▶ Requirements
Scan the material below for the string "الميم", and copy every line where it shows up.

========

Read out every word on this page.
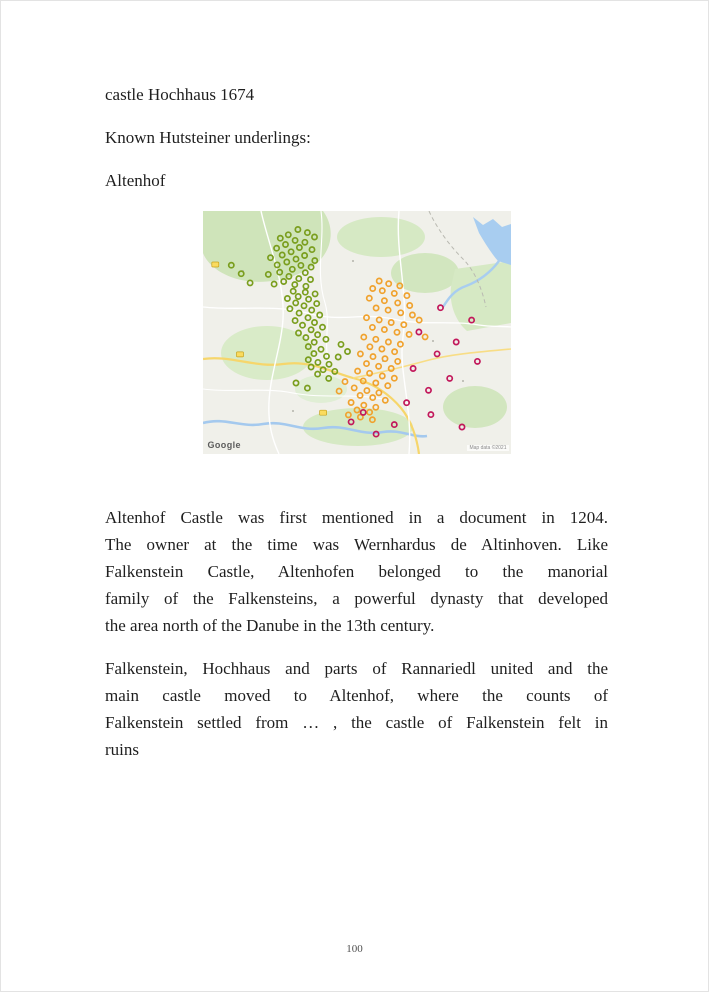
castle Hochhaus 1674

Known Hutsteiner underlings:

Altenhof

Google	Map data ©2021

Altenhof Castle was first mentioned in a document in 1204.
The owner at the time was Wernhardus de Altinhoven. Like
Falkenstein Castle, Altenhofen belonged to the manorial
family of the Falkensteins, a powerful dynasty that developed
the area north of the Danube in the 13th century.

Falkenstein, Hochhaus and parts of Rannariedl united and the
main castle moved to Altenhof, where the counts of
Falkenstein settled from … , the castle of Falkenstein felt in
ruins

100
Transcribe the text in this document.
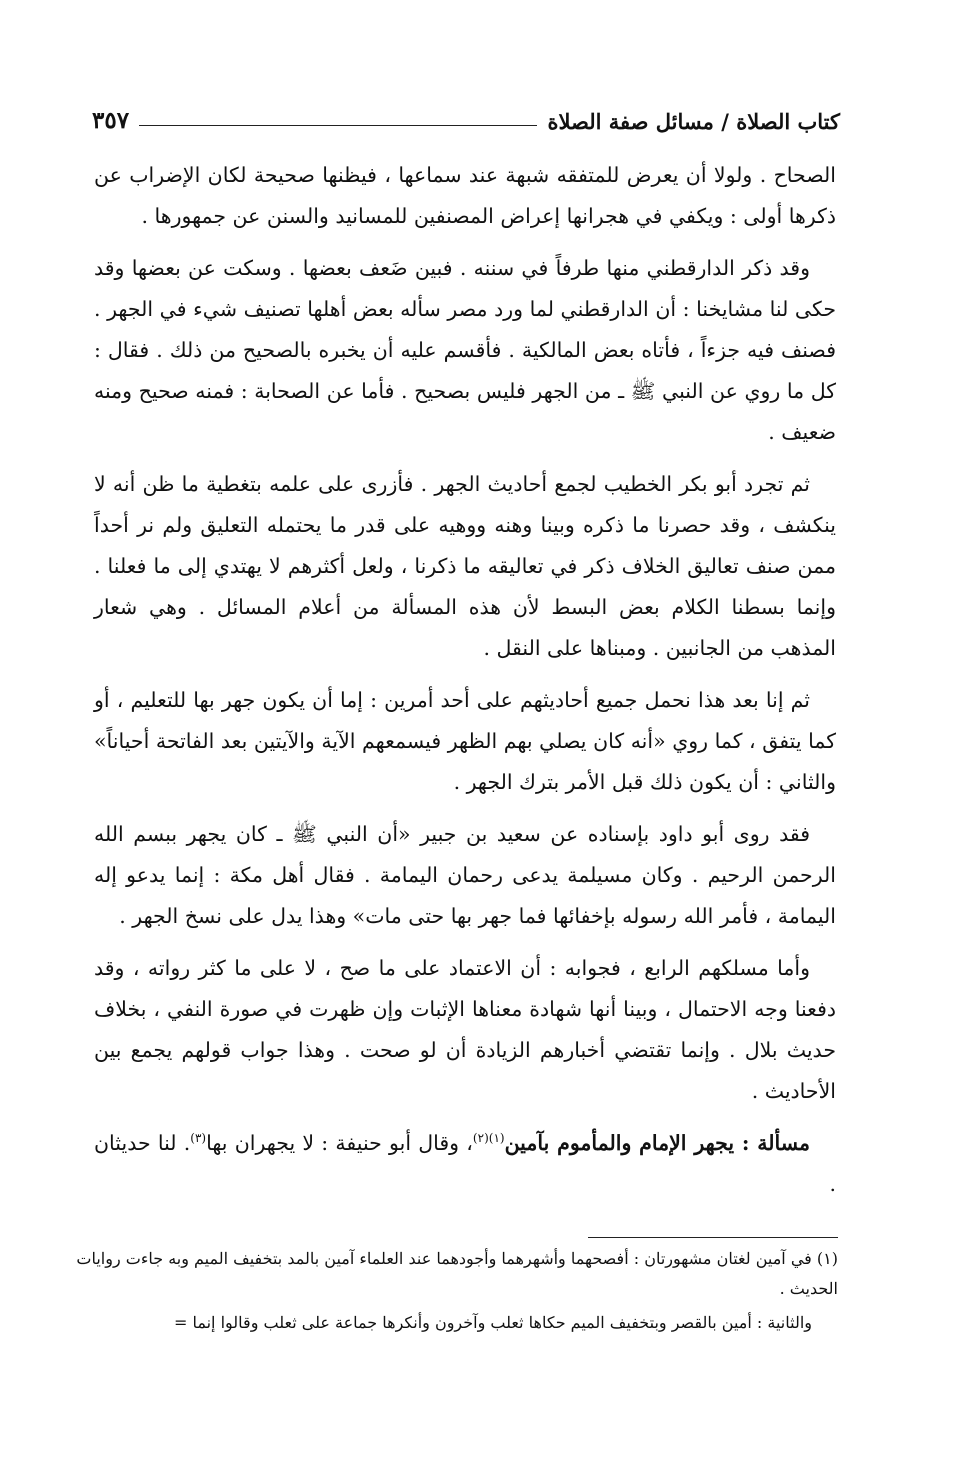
كتاب الصلاة / مسائل صفة الصلاة
٣٥٧

الصحاح . ولولا أن يعرض للمتفقه شبهة عند سماعها ، فيظنها صحيحة لكان الإضراب عن ذكرها أولى : ويكفي في هجرانها إعراض المصنفين للمسانيد والسنن عن جمهورها .

وقد ذكر الدارقطني منها طرفاً في سننه . فبين ضَعف بعضها . وسكت عن بعضها وقد حكى لنا مشايخنا : أن الدارقطني لما ورد مصر سأله بعض أهلها تصنيف شيء في الجهر . فصنف فيه جزءاً ، فأتاه بعض المالكية . فأقسم عليه أن يخبره بالصحيح من ذلك . فقال : كل ما روي عن النبي ﷺ ـ من الجهر فليس بصحيح . فأما عن الصحابة : فمنه صحيح ومنه ضعيف .

ثم تجرد أبو بكر الخطيب لجمع أحاديث الجهر . فأزرى على علمه بتغطية ما ظن أنه لا ينكشف ، وقد حصرنا ما ذكره وبينا وهنه ووهيه على قدر ما يحتمله التعليق ولم نر أحداً ممن صنف تعاليق الخلاف ذكر في تعاليقه ما ذكرنا ، ولعل أكثرهم لا يهتدي إلى ما فعلنا . وإنما بسطنا الكلام بعض البسط لأن هذه المسألة من أعلام المسائل . وهي شعار المذهب من الجانبين . ومبناها على النقل .

ثم إنا بعد هذا نحمل جميع أحاديثهم على أحد أمرين : إما أن يكون جهر بها للتعليم ، أو كما يتفق ، كما روي «أنه كان يصلي بهم الظهر فيسمعهم الآية والآيتين بعد الفاتحة أحياناً» والثاني : أن يكون ذلك قبل الأمر بترك الجهر .

فقد روى أبو داود بإسناده عن سعيد بن جبير «أن النبي ﷺ ـ كان يجهر ببسم الله الرحمن الرحيم . وكان مسيلمة يدعى رحمان اليمامة . فقال أهل مكة : إنما يدعو إله اليمامة ، فأمر الله رسوله بإخفائها فما جهر بها حتى مات» وهذا يدل على نسخ الجهر .

وأما مسلكهم الرابع ، فجوابه : أن الاعتماد على ما صح ، لا على ما كثر رواته ، وقد دفعنا وجه الاحتمال ، وبينا أنها شهادة معناها الإثبات وإن ظهرت في صورة النفي ، بخلاف حديث بلال . وإنما تقتضي أخبارهم الزيادة أن لو صحت . وهذا جواب قولهم يجمع بين الأحاديث .

مسألة : يجهر الإمام والمأموم بآمين$^{(١)(٢)}$، وقال أبو حنيفة : لا يجهران بها$^{(٣)}$. لنا حديثان .

(١) في آمين لغتان مشهورتان : أفصحهما وأشهرهما وأجودهما عند العلماء آمين بالمد بتخفيف الميم وبه جاءت روايات الحديث .

والثانية : أمين بالقصر وبتخفيف الميم حكاها ثعلب وآخرون وأنكرها جماعة على ثعلب وقالوا إنما =
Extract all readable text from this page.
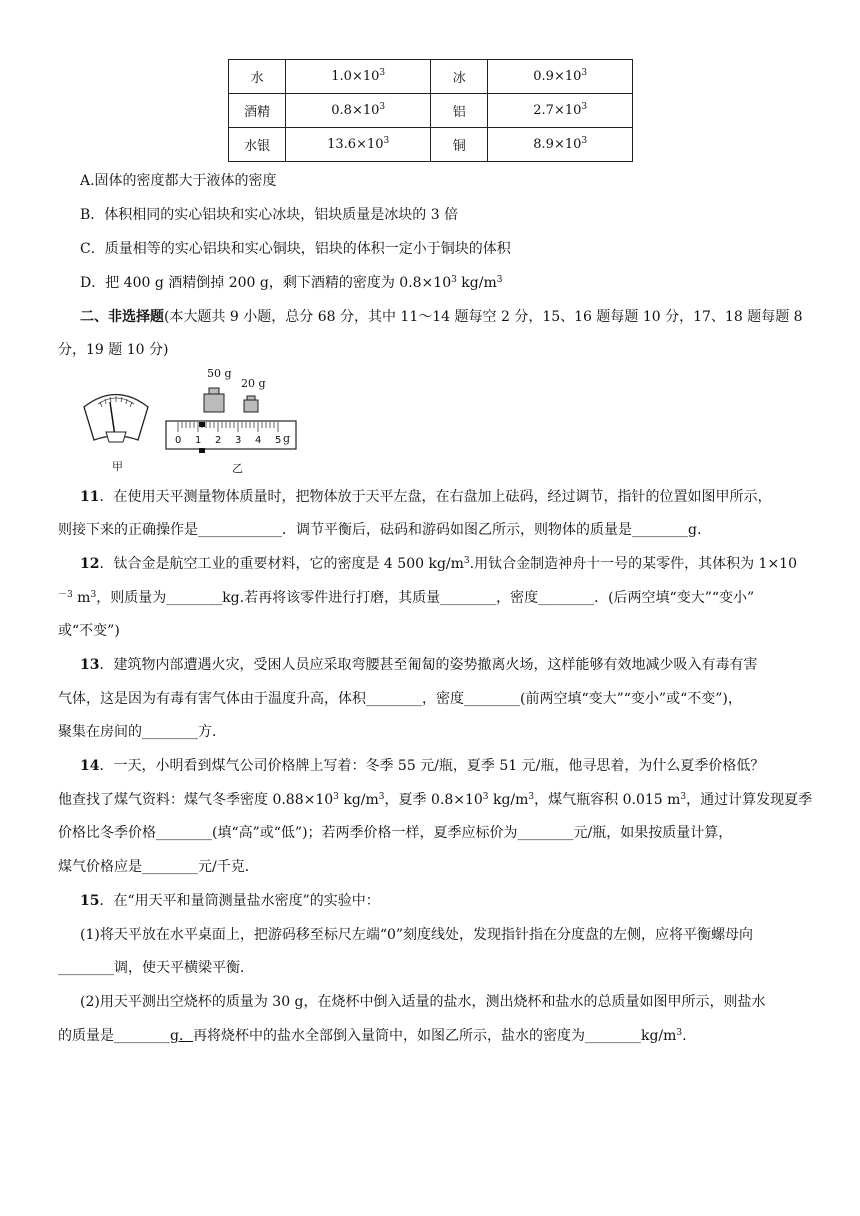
水	$1.0\times 10^3$	冰	$0.9\times 10^3$
酒精	$0.8\times 10^3$	铝	$2.7\times 10^3$
水银	$13.6\times 10^3$	铜	$8.9\times 10^3$
A.固体的密度都大于液体的密度
B．体积相同的实心铝块和实心冰块，铝块质量是冰块的 3 倍
C．质量相等的实心铝块和实心铜块，铝块的体积一定小于铜块的体积
D．把 400 g 酒精倒掉 200 g，剩下酒精的密度为 $0.8\times 10^3$ $kg/m^3$
二、非选择题(本大题共 9 小题，总分 68 分，其中 11～14 题每空 2 分，15、16 题每题 10 分，17、18 题每题 8
分，19 题 10 分)
0 1 2 3 4 5
50 g
20 g
g
甲	乙
11．在使用天平测量物体质量时，把物体放于天平左盘，在右盘加上砝码，经过调节，指针的位置如图甲所示，
则接下来的正确操作是____________．调节平衡后，砝码和游码如图乙所示，则物体的质量是________g.
12．钛合金是航空工业的重要材料，它的密度是 4 500 $kg/m^3$.用钛合金制造神舟十一号的某零件，其体积为 1×10
$^{-3}$ $m^3$，则质量为________kg.若再将该零件进行打磨，其质量________，密度________．(后两空填“变大”“变小”
或“不变”)
13．建筑物内部遭遇火灾，受困人员应采取弯腰甚至匍匐的姿势撤离火场，这样能够有效地减少吸入有毒有害
气体，这是因为有毒有害气体由于温度升高，体积________，密度________(前两空填“变大”“变小”或“不变”)，
聚集在房间的________方．
14．一天，小明看到煤气公司价格牌上写着：冬季 55 元/瓶，夏季 51 元/瓶，他寻思着，为什么夏季价格低？
他查找了煤气资料：煤气冬季密度 $0.88\times 10^3$ $kg/m^3$，夏季 $0.8\times 10^3$ $kg/m^3$，煤气瓶容积 0.015 $m^3$，通过计算发现夏季
价格比冬季价格________(填“高”或“低”)；若两季价格一样，夏季应标价为________元/瓶，如果按质量计算，
煤气价格应是________元/千克．
15．在“用天平和量筒测量盐水密度”的实验中：
(1)将天平放在水平桌面上，把游码移至标尺左端“0”刻度线处，发现指针指在分度盘的左侧，应将平衡螺母向
________调，使天平横梁平衡．
(2)用天平测出空烧杯的质量为 30 g，在烧杯中倒入适量的盐水，测出烧杯和盐水的总质量如图甲所示，则盐水
的质量是________g．再将烧杯中的盐水全部倒入量筒中，如图乙所示，盐水的密度为$\_\_\_\_\_\_\_\_kg/m^3$.
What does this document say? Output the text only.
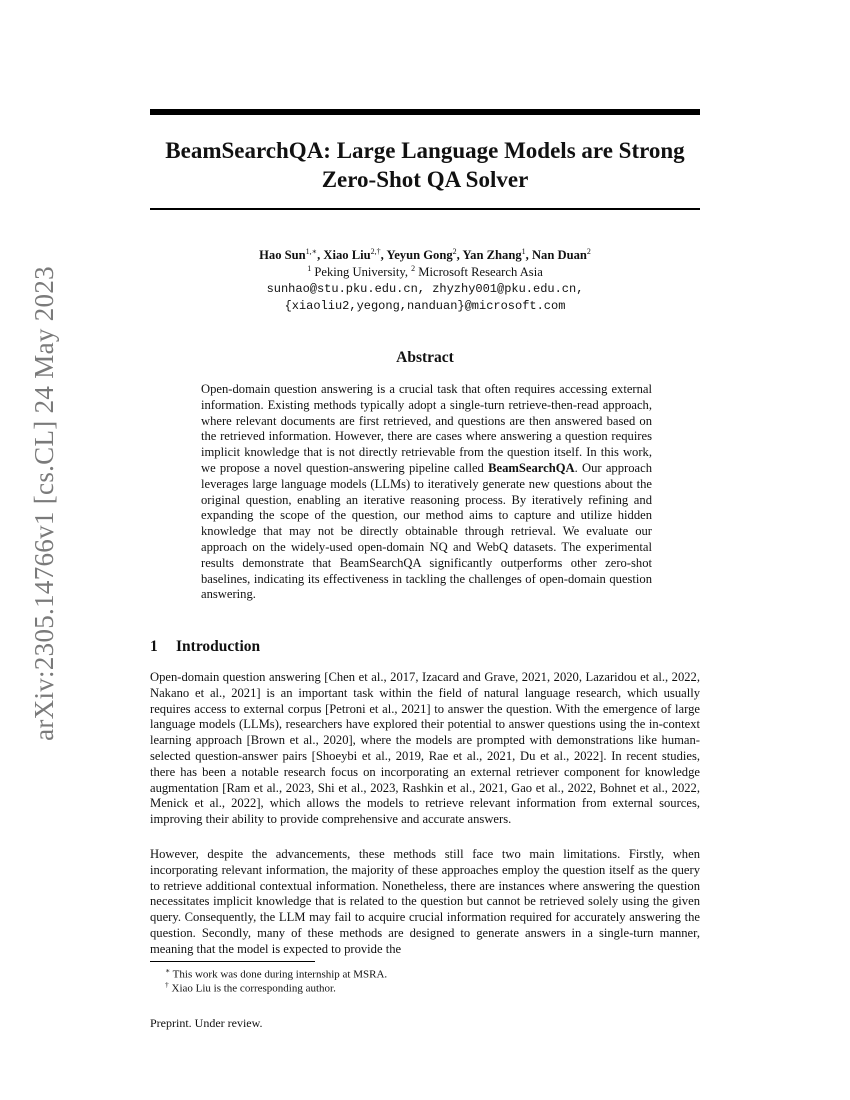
arXiv:2305.14766v1 [cs.CL] 24 May 2023
BeamSearchQA: Large Language Models are Strong
Zero-Shot QA Solver
Hao Sun$^{1,∗}$, Xiao Liu$^{2,\dagger}$, Yeyun Gong$^2$, Yan Zhang$^1$, Nan Duan$^2$
$^1$ Peking University, $^2$ Microsoft Research Asia
sunhao@stu.pku.edu.cn, zhyzhy001@pku.edu.cn,
{xiaoliu2,yegong,nanduan}@microsoft.com
Abstract

Open-domain question answering is a crucial task that often requires accessing external information. Existing methods typically adopt a single-turn retrieve-then-read approach, where relevant documents are first retrieved, and questions are then answered based on the retrieved information. However, there are cases where answering a question requires implicit knowledge that is not directly retrievable from the question itself. In this work, we propose a novel question-answering pipeline called BeamSearchQA. Our approach leverages large language models (LLMs) to iteratively generate new questions about the original question, enabling an iterative reasoning process. By iteratively refining and expanding the scope of the question, our method aims to capture and utilize hidden knowledge that may not be directly obtainable through retrieval. We evaluate our approach on the widely-used open-domain NQ and WebQ datasets. The experimental results demonstrate that BeamSearchQA significantly outperforms other zero-shot baselines, indicating its effectiveness in tackling the challenges of open-domain question answering.

1 Introduction

Open-domain question answering [Chen et al., 2017, Izacard and Grave, 2021, 2020, Lazaridou et al., 2022, Nakano et al., 2021] is an important task within the field of natural language research, which usually requires access to external corpus [Petroni et al., 2021] to answer the question. With the emergence of large language models (LLMs), researchers have explored their potential to answer questions using the in-context learning approach [Brown et al., 2020], where the models are prompted with demonstrations like human-selected question-answer pairs [Shoeybi et al., 2019, Rae et al., 2021, Du et al., 2022]. In recent studies, there has been a notable research focus on incorporating an external retriever component for knowledge augmentation [Ram et al., 2023, Shi et al., 2023, Rashkin et al., 2021, Gao et al., 2022, Bohnet et al., 2022, Menick et al., 2022], which allows the models to retrieve relevant information from external sources, improving their ability to provide comprehensive and accurate answers.

However, despite the advancements, these methods still face two main limitations. Firstly, when incorporating relevant information, the majority of these approaches employ the question itself as the query to retrieve additional contextual information. Nonetheless, there are instances where answering the question necessitates implicit knowledge that is related to the question but cannot be retrieved solely using the given query. Consequently, the LLM may fail to acquire crucial information required for accurately answering the question. Secondly, many of these methods are designed to generate answers in a single-turn manner, meaning that the model is expected to provide the

∗ This work was done during internship at MSRA.

† Xiao Liu is the corresponding author.

Preprint. Under review.
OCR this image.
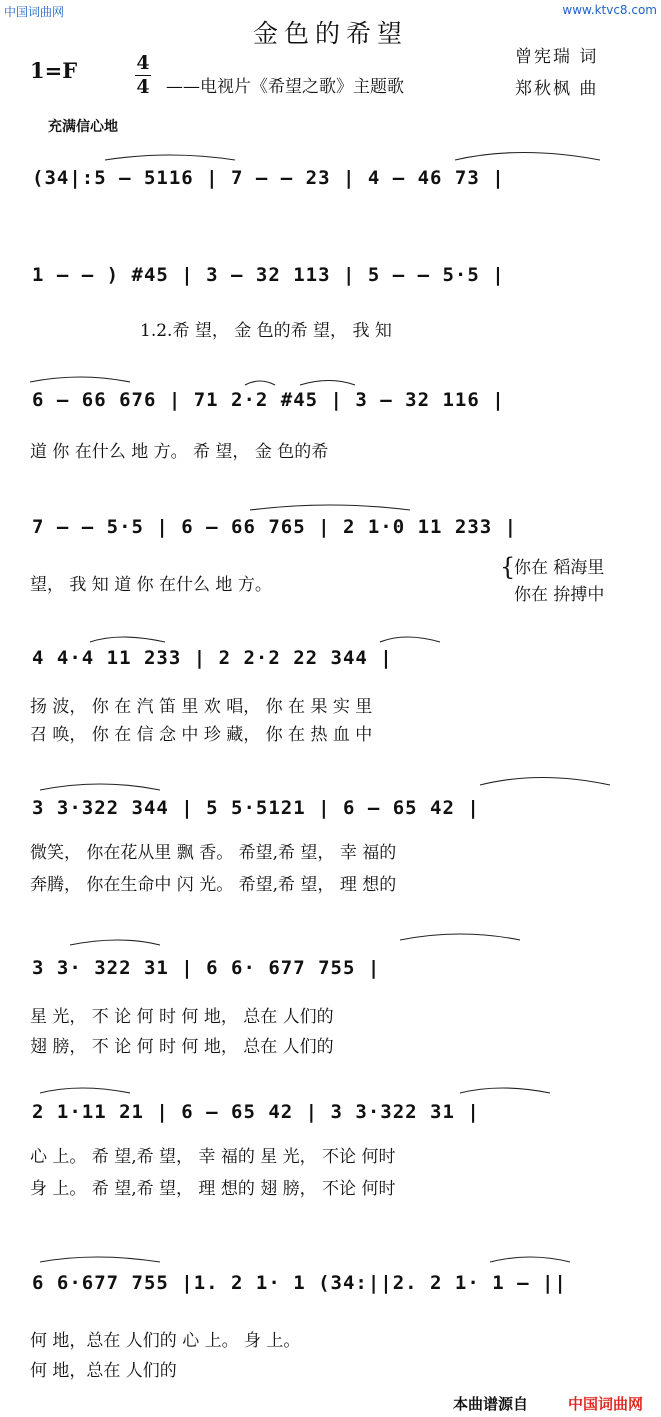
中国词曲网	www.ktvc8.com
金色的希望
1=F	4
4 ——电视片《希望之歌》主题歌
曾宪瑞 词
郑秋枫 曲
充满信心地
(34|:5 — 5116 | 7 — — 23 | 4 — 46 73 |
1 — — ) #45 | 3 — 32 113 | 5 — — 5·5 |
1.2.希 望， 金 色的希 望， 我 知
6 — 66 676 | 71 2·2 #45 | 3 — 32 116 |
道 你 在什么 地 方。 希 望， 金 色的希
7 — — 5·5 | 6 — 66 765 | 2 1·0 11 233 |
望， 我 知 道 你 在什么 地 方。
{
你在 稻海里
你在 拚搏中
4 4·4 11 233 | 2 2·2 22 344 |
扬 波， 你 在 汽 笛 里 欢 唱， 你 在 果 实 里
召 唤， 你 在 信 念 中 珍 藏， 你 在 热 血 中
3 3·322 344 | 5 5·5121 | 6 — 65 42 |
微笑， 你在花从里 飘 香。 希望,希 望， 幸 福的
奔腾， 你在生命中 闪 光。 希望,希 望， 理 想的
3 3· 322 31 | 6 6· 677 755 |
星 光， 不 论 何 时 何 地， 总在 人们的
翅 膀， 不 论 何 时 何 地， 总在 人们的
2 1·11 21 | 6 — 65 42 | 3 3·322 31 |
心 上。 希 望,希 望， 幸 福的 星 光， 不论 何时
身 上。 希 望,希 望， 理 想的 翅 膀， 不论 何时
6 6·677 755 |1. 2 1· 1 (34:||2. 2 1· 1 — ||
何 地，总在 人们的 心 上。 身 上。
何 地，总在 人们的
本曲谱源自	中国词曲网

========

▶ Answer in full
(١) في آمين لغتان مشهورتان : أفصحهما وأشهرهما وأجودهما عند العلماء آمين بالمد بتخفيف الميم وبه جاءت روايات الحديث .
والثانية : أمين بالقصر وبتخفيف الميم حكاها ثعلب وآخرون وأنكرها جماعة على ثعلب وقالوا إنما =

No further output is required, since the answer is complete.